> [Your task]
Pick every line with "timestamp" from the material below.

************

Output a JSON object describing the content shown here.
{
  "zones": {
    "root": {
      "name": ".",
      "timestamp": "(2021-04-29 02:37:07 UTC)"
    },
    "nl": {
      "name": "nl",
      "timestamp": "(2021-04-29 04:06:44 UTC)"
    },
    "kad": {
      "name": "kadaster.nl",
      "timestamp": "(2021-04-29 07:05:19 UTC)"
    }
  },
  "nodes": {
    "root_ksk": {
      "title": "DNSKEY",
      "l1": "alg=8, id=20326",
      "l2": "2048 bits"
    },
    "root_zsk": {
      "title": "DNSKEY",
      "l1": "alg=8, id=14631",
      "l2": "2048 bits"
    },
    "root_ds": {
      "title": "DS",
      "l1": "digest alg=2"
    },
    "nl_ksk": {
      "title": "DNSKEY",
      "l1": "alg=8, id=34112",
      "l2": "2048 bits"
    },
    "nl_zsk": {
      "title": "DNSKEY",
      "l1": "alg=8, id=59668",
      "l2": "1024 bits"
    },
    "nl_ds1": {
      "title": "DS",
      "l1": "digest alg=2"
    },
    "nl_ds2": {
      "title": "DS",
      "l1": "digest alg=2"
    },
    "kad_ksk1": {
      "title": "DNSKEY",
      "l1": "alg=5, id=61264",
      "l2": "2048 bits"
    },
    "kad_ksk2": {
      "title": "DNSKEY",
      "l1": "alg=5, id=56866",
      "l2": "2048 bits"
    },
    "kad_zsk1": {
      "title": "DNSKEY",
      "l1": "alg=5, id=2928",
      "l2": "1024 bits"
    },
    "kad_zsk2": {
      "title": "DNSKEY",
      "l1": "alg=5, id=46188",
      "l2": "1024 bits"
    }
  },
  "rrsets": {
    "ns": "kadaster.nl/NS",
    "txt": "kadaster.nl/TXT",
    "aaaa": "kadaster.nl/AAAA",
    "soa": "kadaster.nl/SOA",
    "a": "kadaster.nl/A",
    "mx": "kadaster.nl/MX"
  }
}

************

> [Answer for the task]
      "timestamp": "(2021-04-29 02:37:07 UTC)"
      "timestamp": "(2021-04-29 04:06:44 UTC)"
      "timestamp": "(2021-04-29 07:05:19 UTC)"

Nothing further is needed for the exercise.